Job = Write out the listing below in full and exactly, leaving out every picture.

━━ Data section ━━

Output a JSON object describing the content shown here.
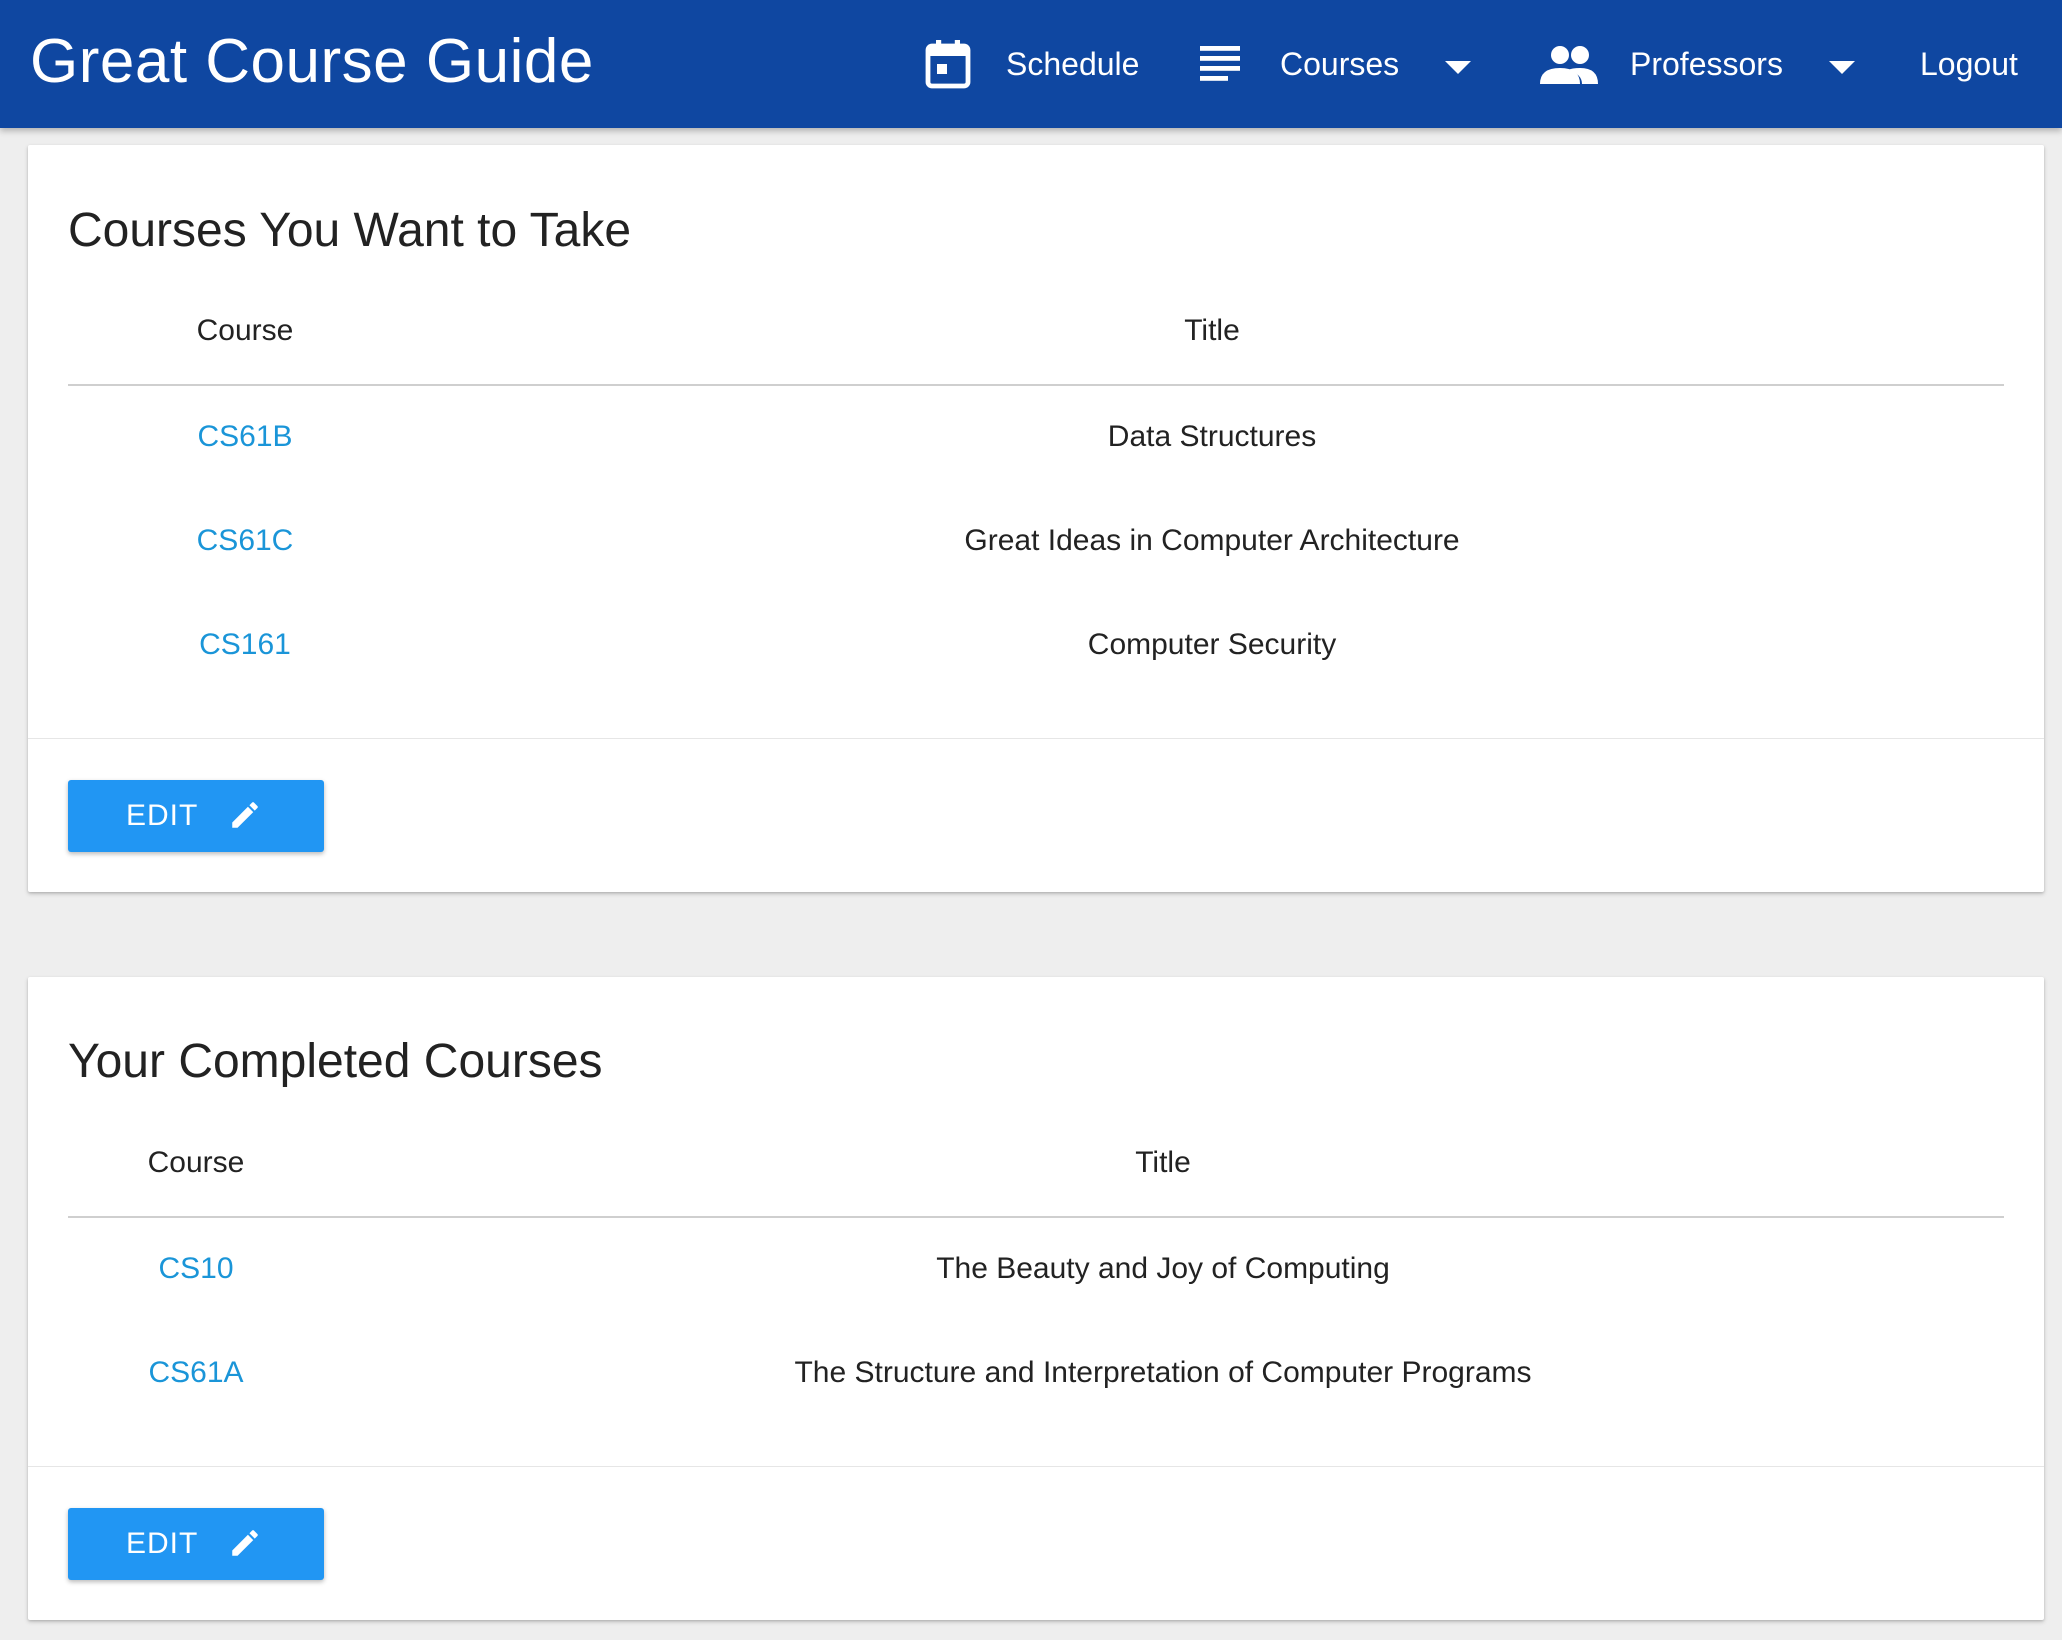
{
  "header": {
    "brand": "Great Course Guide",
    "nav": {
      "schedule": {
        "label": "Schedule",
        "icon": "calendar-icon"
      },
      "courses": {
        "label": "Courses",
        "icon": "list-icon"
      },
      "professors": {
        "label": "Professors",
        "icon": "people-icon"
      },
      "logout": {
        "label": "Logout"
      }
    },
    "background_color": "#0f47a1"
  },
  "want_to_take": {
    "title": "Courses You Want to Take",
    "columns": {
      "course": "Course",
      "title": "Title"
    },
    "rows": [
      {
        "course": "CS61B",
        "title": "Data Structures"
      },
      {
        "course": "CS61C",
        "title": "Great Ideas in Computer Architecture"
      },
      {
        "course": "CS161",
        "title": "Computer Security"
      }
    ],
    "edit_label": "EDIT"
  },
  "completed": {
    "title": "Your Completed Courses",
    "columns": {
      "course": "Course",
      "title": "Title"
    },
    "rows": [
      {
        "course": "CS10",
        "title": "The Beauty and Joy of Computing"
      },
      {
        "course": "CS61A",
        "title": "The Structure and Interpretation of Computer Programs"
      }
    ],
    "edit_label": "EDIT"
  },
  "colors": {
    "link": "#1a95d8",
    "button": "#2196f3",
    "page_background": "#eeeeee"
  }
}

━━━

Answer to this problem =
Output a JSON object describing the content shown here.
{
  "header": {
    "brand": "Great Course Guide",
    "nav": {
      "schedule": {
        "label": "Schedule",
        "icon": "calendar-icon"
      },
      "courses": {
        "label": "Courses",
        "icon": "list-icon"
      },
      "professors": {
        "label": "Professors",
        "icon": "people-icon"
      },
      "logout": {
        "label": "Logout"
      }
    },
    "background_color": "#0f47a1"
  },
  "want_to_take": {
    "title": "Courses You Want to Take",
    "columns": {
      "course": "Course",
      "title": "Title"
    },
    "rows": [
      {
        "course": "CS61B",
        "title": "Data Structures"
      },
      {
        "course": "CS61C",
        "title": "Great Ideas in Computer Architecture"
      },
      {
        "course": "CS161",
        "title": "Computer Security"
      }
    ],
    "edit_label": "EDIT"
  },
  "completed": {
    "title": "Your Completed Courses",
    "columns": {
      "course": "Course",
      "title": "Title"
    },
    "rows": [
      {
        "course": "CS10",
        "title": "The Beauty and Joy of Computing"
      },
      {
        "course": "CS61A",
        "title": "The Structure and Interpretation of Computer Programs"
      }
    ],
    "edit_label": "EDIT"
  },
  "colors": {
    "link": "#1a95d8",
    "button": "#2196f3",
    "page_background": "#eeeeee"
  }
}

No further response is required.